[Aim of the task] Pull every line containing "icon" out of the material below.

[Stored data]
• • • •

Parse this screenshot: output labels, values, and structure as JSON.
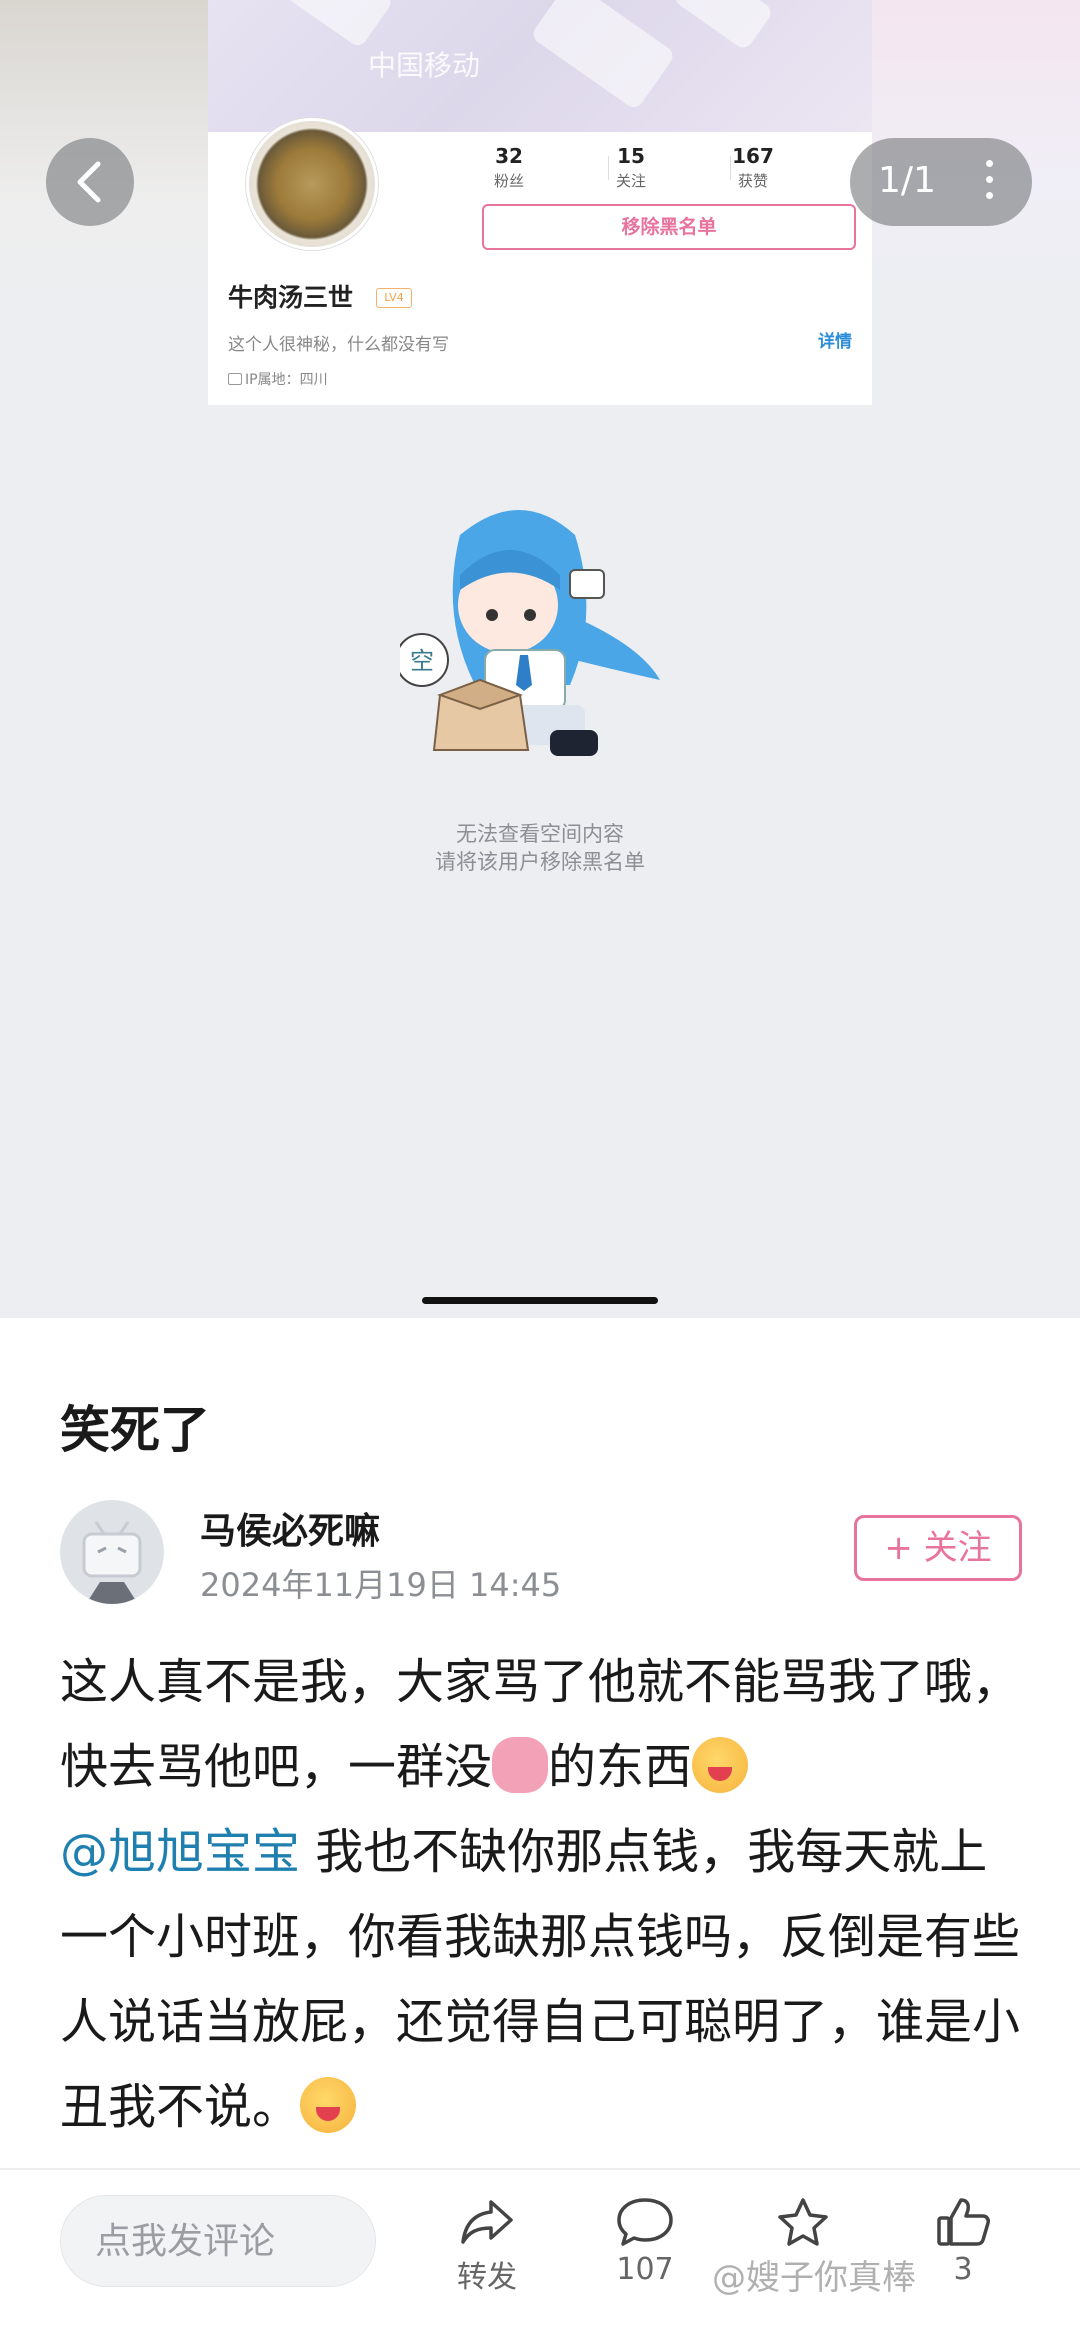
{
  "status_bar": {
    "carrier": "中国移动"
  },
  "viewer": {
    "page_indicator": "1/1"
  },
  "profile_card": {
    "stats": [
      {
        "value": "32",
        "label": "粉丝"
      },
      {
        "value": "15",
        "label": "关注"
      },
      {
        "value": "167",
        "label": "获赞"
      }
    ],
    "remove_blacklist_label": "移除黑名单",
    "username": "牛肉汤三世",
    "level_badge": "LV4",
    "bio": "这个人很神秘，什么都没有写",
    "detail_link": "详情",
    "ip_location": "IP属地：四川",
    "empty_mascot_bubble": "空",
    "empty_message_line1": "无法查看空间内容",
    "empty_message_line2": "请将该用户移除黑名单"
  },
  "post": {
    "title": "笑死了",
    "author": "马侯必死嘛",
    "timestamp": "2024年11月19日 14:45",
    "follow_label": "+ 关注",
    "body_part1": "这人真不是我，大家骂了他就不能骂我了哦，快去骂他吧，一群没",
    "body_part2": "的东西",
    "mention": "@旭旭宝宝",
    "body_part3": " 我也不缺你那点钱，我每天就上一个小时班，你看我缺那点钱吗，反倒是有些人说话当放屁，还觉得自己可聪明了，谁是小丑我不说。"
  },
  "bottom_bar": {
    "comment_placeholder": "点我发评论",
    "actions": [
      {
        "icon": "share-icon",
        "label": "转发"
      },
      {
        "icon": "comment-icon",
        "label": "107"
      },
      {
        "icon": "star-icon",
        "label": ""
      },
      {
        "icon": "like-icon",
        "label": "3"
      }
    ]
  },
  "watermark": "@嫂子你真棒"
}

• • • •

[Result for this task]
        "icon": "share-icon",
        "icon": "comment-icon",
        "icon": "star-icon",
        "icon": "like-icon",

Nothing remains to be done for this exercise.